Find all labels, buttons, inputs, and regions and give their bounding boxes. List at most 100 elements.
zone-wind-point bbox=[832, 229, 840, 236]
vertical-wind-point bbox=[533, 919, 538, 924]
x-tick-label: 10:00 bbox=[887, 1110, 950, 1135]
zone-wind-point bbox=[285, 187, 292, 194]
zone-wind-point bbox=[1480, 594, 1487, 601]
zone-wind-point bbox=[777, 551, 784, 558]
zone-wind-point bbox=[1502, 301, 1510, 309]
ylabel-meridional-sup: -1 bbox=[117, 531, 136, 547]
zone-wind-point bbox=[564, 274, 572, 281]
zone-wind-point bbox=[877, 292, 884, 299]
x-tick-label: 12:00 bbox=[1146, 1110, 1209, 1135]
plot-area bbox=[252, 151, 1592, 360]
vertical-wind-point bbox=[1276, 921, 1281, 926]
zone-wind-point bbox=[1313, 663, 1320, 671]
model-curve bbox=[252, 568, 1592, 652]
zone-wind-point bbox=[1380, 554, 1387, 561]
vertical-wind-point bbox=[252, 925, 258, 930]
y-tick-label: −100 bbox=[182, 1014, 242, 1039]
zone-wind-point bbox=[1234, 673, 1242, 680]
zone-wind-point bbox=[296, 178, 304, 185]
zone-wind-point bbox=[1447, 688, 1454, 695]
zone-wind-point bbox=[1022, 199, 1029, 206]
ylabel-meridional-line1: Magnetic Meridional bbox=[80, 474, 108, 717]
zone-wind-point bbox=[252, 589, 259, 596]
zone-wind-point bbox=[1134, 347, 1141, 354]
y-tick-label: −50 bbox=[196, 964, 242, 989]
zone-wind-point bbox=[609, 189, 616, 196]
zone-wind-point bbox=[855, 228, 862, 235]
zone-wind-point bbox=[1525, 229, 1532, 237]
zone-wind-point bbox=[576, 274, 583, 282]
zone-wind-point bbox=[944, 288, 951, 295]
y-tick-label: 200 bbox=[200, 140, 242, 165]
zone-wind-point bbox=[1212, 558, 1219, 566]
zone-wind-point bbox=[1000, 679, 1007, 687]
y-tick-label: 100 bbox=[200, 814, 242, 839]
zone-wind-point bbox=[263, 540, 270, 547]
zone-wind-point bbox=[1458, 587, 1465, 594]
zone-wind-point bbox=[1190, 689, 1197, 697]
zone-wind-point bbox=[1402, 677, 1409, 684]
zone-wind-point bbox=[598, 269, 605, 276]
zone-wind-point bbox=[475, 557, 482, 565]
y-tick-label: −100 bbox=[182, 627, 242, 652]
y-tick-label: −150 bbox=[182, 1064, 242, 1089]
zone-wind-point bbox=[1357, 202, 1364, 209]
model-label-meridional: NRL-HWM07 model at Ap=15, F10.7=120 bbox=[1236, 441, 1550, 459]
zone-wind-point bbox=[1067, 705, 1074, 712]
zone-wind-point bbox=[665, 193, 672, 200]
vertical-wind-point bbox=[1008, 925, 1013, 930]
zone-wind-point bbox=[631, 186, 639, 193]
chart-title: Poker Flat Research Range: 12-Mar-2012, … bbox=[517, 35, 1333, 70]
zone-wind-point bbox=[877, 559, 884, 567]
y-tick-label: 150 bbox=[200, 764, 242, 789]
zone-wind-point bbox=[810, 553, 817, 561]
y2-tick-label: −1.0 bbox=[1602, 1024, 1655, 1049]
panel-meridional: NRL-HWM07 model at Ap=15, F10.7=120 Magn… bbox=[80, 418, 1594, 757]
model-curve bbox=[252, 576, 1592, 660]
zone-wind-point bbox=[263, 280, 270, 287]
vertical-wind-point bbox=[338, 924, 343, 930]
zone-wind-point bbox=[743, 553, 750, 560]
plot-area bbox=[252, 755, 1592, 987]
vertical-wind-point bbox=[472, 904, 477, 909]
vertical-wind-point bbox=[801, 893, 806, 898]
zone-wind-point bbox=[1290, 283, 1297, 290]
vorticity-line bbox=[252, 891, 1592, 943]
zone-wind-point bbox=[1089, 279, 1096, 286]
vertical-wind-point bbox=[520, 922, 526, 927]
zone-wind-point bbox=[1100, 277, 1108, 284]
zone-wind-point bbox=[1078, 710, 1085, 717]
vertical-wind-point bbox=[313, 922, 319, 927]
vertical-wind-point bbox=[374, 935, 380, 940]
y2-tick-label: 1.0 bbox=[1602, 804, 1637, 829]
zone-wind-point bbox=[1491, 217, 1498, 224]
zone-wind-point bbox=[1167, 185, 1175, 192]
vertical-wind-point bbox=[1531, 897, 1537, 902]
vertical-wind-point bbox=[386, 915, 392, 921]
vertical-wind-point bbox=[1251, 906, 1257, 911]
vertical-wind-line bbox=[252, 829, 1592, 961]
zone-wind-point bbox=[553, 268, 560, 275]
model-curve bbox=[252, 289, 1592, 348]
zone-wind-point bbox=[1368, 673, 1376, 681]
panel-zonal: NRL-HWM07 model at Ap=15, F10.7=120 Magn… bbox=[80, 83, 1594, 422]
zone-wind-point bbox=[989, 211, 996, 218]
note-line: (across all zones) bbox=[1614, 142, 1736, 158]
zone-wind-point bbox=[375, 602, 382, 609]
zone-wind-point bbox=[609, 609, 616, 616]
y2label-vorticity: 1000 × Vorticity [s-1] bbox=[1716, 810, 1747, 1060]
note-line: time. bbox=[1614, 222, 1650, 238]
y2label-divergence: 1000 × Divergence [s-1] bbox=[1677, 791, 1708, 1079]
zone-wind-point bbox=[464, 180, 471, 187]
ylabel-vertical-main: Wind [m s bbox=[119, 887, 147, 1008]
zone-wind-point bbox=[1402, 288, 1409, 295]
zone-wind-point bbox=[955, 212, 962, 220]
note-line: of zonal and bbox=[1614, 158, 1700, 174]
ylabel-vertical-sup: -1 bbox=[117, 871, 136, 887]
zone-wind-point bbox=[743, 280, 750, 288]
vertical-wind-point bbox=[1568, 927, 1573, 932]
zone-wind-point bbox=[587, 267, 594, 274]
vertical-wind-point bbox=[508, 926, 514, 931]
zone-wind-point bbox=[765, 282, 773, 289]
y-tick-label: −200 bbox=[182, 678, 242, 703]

#### Exercise aim:
Reproduce the material verbatim, beginning with its first line and ending with the line that contains "zone-wind-point bbox=[1313, 663, 1320, 671]", including both.

#### Answer for the task:
Find all labels, buttons, inputs, and regions and give their bounding boxes. List at most 100 elements.
zone-wind-point bbox=[832, 229, 840, 236]
vertical-wind-point bbox=[533, 919, 538, 924]
x-tick-label: 10:00 bbox=[887, 1110, 950, 1135]
zone-wind-point bbox=[285, 187, 292, 194]
zone-wind-point bbox=[1480, 594, 1487, 601]
zone-wind-point bbox=[777, 551, 784, 558]
zone-wind-point bbox=[1502, 301, 1510, 309]
ylabel-meridional-sup: -1 bbox=[117, 531, 136, 547]
zone-wind-point bbox=[564, 274, 572, 281]
zone-wind-point bbox=[877, 292, 884, 299]
x-tick-label: 12:00 bbox=[1146, 1110, 1209, 1135]
plot-area bbox=[252, 151, 1592, 360]
vertical-wind-point bbox=[1276, 921, 1281, 926]
zone-wind-point bbox=[1313, 663, 1320, 671]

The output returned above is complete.